Note how many lines in the entries contain the string "circle", then give that number and nothing else.

[Structured figure records]
^^^^
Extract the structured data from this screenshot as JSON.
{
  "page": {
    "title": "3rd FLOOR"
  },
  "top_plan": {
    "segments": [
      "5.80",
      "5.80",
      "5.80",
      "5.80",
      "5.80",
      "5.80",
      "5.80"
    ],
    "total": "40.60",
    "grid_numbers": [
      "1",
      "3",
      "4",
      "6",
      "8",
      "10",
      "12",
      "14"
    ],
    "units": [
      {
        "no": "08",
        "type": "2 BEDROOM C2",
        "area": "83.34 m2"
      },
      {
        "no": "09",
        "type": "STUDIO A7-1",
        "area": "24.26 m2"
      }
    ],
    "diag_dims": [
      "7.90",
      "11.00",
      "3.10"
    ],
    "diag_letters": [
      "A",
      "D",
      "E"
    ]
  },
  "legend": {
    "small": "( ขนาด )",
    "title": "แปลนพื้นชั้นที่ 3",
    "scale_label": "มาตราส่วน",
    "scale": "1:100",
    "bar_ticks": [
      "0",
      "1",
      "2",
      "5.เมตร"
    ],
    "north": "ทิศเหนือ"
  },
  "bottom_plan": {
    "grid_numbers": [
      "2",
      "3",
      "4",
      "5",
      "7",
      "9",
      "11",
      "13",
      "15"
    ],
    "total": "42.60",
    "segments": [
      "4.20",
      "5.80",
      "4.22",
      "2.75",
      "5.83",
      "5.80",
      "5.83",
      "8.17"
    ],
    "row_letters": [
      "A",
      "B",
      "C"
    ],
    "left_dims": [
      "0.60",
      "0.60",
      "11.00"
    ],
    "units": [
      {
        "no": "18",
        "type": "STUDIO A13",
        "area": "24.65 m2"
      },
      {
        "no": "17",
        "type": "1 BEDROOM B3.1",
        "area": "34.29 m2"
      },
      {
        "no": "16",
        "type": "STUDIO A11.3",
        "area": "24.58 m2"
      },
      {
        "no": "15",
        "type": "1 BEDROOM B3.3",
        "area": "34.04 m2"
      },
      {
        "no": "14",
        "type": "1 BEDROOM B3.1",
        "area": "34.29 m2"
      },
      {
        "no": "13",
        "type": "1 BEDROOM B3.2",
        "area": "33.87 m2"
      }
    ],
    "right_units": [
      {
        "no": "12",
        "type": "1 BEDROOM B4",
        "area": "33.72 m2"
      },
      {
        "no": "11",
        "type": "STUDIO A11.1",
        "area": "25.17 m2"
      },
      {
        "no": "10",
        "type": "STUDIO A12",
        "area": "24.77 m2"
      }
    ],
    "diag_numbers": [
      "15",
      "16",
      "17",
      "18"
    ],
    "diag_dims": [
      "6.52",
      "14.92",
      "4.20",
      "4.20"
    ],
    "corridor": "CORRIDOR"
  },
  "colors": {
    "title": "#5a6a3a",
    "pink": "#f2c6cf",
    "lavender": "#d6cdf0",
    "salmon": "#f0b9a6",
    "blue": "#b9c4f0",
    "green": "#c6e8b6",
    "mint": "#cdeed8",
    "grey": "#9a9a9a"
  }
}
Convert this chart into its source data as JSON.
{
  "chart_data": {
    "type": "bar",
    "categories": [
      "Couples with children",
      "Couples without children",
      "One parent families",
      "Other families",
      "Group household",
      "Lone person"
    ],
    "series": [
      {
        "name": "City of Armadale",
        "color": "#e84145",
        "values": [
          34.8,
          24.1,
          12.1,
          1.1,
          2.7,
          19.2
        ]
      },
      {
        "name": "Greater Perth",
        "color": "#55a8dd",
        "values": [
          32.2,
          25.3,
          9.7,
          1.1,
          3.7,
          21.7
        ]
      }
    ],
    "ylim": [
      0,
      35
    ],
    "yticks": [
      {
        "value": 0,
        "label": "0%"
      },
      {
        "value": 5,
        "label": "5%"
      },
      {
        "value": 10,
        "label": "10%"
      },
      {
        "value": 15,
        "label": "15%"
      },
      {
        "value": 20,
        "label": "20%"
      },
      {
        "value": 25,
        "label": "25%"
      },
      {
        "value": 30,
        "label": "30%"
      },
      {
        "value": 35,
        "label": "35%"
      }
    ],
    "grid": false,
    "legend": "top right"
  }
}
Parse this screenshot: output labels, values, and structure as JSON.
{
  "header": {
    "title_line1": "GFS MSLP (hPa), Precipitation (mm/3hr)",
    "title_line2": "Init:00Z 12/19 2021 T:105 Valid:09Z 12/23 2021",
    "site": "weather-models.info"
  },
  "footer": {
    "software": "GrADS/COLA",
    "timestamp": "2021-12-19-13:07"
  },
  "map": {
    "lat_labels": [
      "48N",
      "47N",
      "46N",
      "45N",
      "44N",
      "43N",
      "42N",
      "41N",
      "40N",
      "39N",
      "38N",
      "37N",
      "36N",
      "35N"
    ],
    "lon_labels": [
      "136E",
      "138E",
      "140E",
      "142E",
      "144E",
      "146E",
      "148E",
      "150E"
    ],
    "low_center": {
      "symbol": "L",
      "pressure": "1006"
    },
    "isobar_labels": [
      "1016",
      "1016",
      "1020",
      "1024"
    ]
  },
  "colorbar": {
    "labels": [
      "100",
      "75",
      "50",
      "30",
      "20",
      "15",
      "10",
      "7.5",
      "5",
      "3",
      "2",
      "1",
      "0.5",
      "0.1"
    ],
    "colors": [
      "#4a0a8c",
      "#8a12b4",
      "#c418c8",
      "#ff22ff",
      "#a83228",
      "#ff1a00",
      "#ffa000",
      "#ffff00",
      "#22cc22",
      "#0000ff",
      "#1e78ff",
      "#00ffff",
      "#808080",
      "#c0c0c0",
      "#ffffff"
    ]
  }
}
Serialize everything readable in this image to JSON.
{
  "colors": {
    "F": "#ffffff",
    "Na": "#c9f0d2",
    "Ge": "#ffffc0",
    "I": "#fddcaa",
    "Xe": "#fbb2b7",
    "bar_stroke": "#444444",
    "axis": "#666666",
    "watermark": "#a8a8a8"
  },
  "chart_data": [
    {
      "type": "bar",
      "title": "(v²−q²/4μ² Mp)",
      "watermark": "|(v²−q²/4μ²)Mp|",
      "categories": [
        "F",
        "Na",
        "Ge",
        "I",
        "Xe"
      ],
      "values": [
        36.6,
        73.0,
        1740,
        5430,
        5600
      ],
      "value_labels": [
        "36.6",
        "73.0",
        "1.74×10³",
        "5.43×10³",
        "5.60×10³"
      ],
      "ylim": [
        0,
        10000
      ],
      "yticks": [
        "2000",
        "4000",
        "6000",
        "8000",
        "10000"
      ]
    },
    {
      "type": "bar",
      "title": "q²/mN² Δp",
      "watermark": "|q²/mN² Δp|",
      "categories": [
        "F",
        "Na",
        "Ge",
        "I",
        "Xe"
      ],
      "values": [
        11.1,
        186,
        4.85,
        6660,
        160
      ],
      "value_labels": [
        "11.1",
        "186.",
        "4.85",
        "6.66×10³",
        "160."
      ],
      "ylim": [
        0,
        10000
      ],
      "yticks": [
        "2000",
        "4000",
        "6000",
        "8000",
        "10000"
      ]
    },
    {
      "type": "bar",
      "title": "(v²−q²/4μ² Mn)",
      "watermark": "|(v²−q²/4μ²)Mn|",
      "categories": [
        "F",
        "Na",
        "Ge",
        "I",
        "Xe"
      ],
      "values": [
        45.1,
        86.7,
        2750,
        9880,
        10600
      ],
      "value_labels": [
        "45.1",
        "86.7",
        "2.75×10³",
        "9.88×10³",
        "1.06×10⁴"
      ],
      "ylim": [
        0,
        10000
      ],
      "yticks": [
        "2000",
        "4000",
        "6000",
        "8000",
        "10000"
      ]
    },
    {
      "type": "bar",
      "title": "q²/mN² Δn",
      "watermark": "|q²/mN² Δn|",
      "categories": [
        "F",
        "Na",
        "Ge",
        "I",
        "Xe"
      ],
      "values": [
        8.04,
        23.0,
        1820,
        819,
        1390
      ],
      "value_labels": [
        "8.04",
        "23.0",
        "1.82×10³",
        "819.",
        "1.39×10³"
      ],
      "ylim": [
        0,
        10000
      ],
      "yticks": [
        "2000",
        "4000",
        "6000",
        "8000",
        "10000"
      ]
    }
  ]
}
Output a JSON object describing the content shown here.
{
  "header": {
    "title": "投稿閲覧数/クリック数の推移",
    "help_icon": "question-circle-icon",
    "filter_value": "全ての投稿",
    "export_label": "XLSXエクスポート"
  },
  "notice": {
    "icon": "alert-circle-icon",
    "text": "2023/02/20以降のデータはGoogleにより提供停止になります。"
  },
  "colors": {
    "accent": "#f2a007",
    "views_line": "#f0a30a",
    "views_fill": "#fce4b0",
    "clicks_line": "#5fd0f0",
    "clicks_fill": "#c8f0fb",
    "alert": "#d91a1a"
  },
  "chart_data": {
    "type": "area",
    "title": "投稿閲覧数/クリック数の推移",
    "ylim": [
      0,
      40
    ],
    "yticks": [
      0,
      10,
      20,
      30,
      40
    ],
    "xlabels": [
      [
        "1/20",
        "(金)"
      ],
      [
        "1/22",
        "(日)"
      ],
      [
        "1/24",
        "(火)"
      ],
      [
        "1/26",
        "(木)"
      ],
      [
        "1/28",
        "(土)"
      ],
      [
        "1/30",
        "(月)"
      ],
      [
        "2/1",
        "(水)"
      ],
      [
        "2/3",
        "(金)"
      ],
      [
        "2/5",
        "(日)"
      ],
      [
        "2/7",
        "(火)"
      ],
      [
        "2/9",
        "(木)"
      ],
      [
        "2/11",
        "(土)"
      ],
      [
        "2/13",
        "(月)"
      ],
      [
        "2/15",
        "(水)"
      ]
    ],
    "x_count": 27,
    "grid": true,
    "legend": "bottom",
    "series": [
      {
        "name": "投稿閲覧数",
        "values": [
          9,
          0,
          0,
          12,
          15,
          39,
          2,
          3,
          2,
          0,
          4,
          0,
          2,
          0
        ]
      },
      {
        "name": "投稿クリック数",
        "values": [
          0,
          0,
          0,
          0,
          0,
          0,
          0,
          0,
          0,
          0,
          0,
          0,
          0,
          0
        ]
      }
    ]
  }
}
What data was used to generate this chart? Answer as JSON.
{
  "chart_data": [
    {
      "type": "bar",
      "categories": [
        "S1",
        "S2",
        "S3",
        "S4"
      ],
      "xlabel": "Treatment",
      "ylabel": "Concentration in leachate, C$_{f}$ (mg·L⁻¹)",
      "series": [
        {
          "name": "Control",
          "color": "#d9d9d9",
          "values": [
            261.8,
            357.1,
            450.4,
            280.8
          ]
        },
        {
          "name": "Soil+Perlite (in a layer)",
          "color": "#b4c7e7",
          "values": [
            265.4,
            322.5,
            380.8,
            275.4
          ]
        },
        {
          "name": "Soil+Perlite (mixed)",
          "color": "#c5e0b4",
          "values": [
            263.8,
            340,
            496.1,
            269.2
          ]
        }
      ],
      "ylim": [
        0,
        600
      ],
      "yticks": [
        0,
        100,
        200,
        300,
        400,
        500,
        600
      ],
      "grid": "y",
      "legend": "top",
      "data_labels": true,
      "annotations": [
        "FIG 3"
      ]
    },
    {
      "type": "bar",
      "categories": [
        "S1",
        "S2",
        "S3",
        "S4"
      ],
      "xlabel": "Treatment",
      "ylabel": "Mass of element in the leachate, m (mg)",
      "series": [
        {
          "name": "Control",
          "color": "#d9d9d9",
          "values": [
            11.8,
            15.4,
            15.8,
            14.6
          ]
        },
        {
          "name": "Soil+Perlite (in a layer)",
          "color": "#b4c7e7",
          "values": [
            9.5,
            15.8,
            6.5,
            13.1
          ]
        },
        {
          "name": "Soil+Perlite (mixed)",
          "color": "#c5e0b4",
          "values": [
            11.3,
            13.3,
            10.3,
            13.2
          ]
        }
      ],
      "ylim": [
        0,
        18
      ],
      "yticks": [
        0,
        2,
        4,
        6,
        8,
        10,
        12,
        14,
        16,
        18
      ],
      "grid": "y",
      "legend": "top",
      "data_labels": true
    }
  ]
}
^^^^
**Task solution**
2